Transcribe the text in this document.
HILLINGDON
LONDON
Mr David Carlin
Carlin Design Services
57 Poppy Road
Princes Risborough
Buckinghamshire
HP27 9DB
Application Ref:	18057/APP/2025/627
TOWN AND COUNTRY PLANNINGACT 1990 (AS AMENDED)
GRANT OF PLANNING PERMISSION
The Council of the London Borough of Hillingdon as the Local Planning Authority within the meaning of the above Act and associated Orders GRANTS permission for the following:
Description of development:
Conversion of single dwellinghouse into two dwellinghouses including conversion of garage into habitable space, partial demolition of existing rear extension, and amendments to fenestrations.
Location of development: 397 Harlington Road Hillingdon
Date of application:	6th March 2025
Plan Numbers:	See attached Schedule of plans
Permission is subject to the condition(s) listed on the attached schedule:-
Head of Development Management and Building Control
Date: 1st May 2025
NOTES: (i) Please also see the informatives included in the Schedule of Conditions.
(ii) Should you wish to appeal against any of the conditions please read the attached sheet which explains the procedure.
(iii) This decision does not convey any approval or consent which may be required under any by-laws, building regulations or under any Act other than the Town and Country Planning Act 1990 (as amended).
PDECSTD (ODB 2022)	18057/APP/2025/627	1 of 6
--
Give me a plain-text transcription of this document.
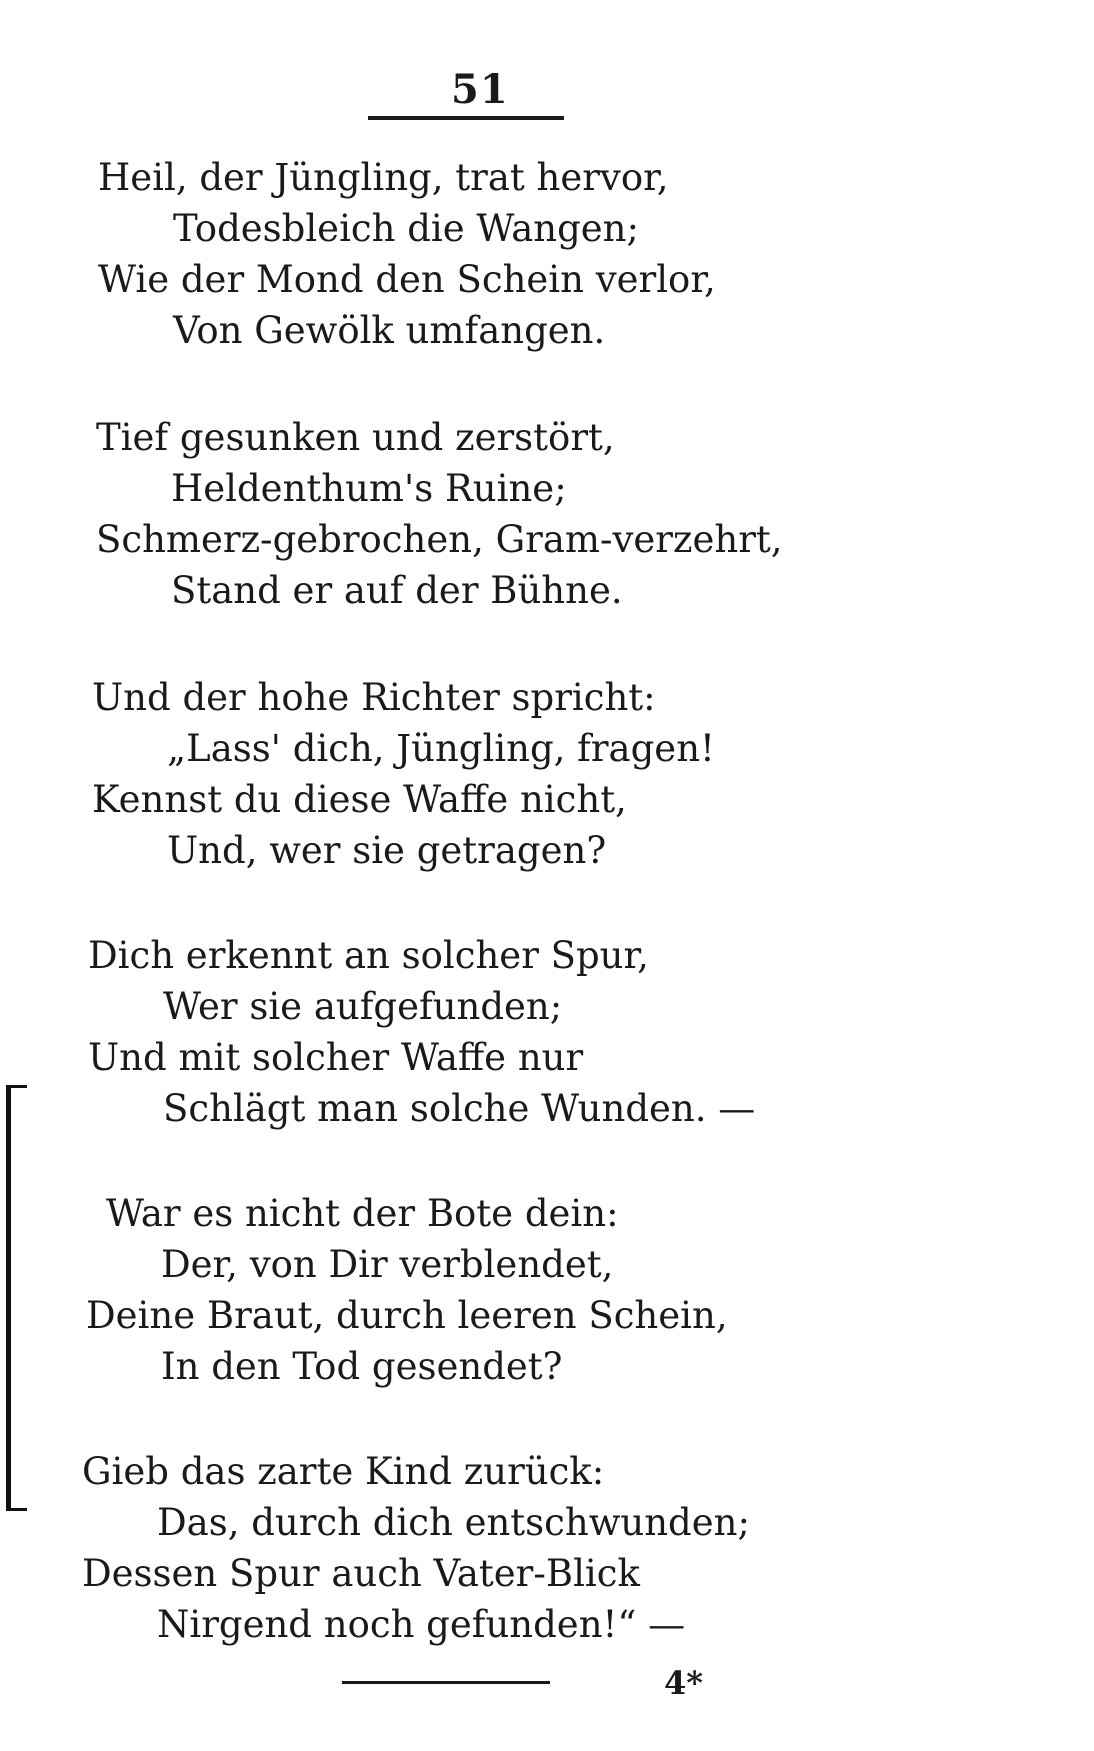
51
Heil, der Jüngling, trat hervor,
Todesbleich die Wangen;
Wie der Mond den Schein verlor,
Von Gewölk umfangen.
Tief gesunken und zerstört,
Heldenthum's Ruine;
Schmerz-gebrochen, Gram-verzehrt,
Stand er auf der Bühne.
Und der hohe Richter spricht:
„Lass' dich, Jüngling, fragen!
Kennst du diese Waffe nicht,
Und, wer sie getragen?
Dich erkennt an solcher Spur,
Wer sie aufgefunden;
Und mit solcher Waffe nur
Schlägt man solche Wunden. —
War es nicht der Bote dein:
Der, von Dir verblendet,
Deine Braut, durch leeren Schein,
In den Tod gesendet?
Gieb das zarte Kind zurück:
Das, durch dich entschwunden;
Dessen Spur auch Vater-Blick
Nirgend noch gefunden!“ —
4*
--
● **Task to carry out**
Find every line that holds "which" and copy it.

● **Output below**
(ii) Should you wish to appeal against any of the conditions please read the attached sheet which explains the procedure.
(iii) This decision does not convey any approval or consent which may be required under any by-laws, building regulations or under any Act other than the Town and Country Planning Act 1990 (as amended).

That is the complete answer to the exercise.